• **OBJECTIVE**: Scan the listing below and copy every line holding "page".

• **INFORMATION SHOWN**:
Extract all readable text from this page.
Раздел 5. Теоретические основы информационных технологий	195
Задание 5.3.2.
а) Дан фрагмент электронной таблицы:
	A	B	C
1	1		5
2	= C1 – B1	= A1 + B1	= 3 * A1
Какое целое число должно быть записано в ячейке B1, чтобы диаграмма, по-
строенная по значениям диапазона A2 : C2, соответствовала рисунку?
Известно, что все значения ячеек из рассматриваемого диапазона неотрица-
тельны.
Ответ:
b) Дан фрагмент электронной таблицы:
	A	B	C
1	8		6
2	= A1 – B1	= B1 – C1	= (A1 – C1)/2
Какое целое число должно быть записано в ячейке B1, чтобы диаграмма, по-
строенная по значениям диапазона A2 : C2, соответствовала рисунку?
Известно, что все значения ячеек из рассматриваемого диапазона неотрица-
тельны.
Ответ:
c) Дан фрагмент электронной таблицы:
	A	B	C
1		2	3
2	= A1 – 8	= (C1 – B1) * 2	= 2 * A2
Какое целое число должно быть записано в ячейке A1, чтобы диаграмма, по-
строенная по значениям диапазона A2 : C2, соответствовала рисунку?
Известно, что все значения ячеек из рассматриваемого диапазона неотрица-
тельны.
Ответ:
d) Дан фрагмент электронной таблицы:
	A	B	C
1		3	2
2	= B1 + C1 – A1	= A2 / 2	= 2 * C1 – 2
---
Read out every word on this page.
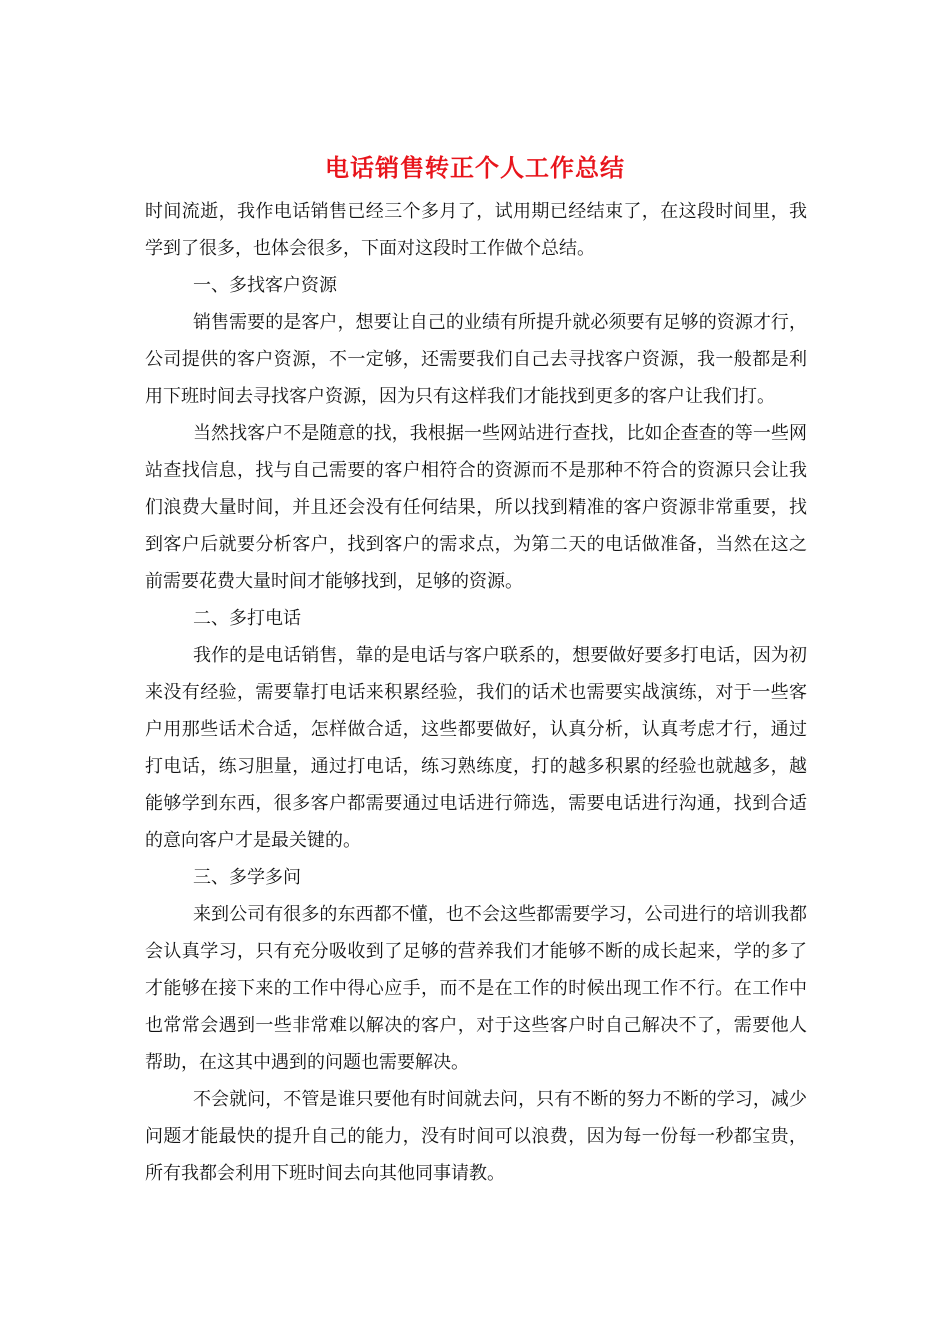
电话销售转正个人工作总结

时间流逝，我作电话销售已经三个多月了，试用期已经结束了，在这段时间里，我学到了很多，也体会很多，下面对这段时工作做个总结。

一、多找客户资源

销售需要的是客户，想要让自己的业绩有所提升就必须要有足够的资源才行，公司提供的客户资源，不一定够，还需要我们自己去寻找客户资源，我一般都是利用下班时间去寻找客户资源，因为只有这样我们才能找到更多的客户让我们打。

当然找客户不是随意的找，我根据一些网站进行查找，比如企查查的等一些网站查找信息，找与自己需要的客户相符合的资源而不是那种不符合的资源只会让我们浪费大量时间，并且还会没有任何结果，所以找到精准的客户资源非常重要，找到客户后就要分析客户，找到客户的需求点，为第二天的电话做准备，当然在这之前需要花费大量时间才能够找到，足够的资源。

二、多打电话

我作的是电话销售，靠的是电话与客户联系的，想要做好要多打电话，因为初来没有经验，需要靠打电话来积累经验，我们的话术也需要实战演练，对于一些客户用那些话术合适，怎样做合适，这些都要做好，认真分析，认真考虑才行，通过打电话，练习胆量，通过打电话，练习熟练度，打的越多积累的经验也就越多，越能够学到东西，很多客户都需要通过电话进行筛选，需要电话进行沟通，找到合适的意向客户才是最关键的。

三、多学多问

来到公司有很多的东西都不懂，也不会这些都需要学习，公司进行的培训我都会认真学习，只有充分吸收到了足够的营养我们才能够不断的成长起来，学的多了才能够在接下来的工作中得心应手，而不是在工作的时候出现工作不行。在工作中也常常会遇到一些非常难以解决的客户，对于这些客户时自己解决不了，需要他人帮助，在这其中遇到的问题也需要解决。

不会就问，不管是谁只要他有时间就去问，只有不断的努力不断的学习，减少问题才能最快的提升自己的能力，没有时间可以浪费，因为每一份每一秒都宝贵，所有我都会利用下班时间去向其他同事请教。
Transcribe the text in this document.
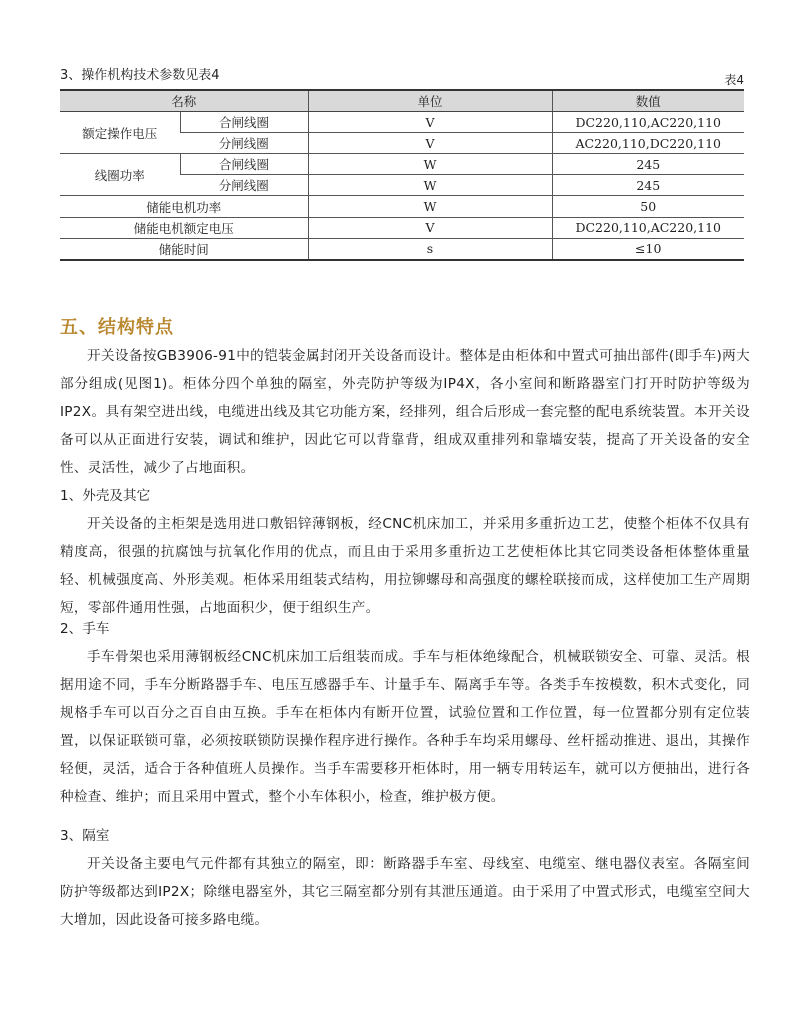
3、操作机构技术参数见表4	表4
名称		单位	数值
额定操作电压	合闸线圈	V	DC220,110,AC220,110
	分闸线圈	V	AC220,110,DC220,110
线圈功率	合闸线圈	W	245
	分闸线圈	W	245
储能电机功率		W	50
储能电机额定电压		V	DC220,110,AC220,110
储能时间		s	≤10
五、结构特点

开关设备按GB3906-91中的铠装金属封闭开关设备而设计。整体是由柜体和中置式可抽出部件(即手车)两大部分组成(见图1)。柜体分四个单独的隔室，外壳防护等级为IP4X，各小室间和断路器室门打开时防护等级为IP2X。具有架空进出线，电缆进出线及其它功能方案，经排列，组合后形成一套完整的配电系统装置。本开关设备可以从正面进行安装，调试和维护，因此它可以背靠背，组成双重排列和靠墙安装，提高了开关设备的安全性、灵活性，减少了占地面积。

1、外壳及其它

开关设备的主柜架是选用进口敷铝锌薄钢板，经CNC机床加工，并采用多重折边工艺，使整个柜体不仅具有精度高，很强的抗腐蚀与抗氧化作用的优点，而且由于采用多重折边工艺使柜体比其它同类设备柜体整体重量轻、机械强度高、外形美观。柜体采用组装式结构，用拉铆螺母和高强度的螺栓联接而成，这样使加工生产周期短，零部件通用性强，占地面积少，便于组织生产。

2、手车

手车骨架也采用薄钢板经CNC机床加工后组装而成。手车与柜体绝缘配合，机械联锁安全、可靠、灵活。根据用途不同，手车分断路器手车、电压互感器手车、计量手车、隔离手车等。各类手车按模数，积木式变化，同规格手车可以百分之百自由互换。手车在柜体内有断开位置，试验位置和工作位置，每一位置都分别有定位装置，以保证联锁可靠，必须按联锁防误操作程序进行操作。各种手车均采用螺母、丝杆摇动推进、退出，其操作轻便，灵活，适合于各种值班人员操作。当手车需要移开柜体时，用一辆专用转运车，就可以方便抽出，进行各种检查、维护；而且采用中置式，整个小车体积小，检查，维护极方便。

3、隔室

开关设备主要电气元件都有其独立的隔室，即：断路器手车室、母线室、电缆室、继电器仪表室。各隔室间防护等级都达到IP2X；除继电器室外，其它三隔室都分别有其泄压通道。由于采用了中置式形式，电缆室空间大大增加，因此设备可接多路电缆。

• **CORRECT RESPONSE**:
Extract all readable text from this page.
Read out every word on this page.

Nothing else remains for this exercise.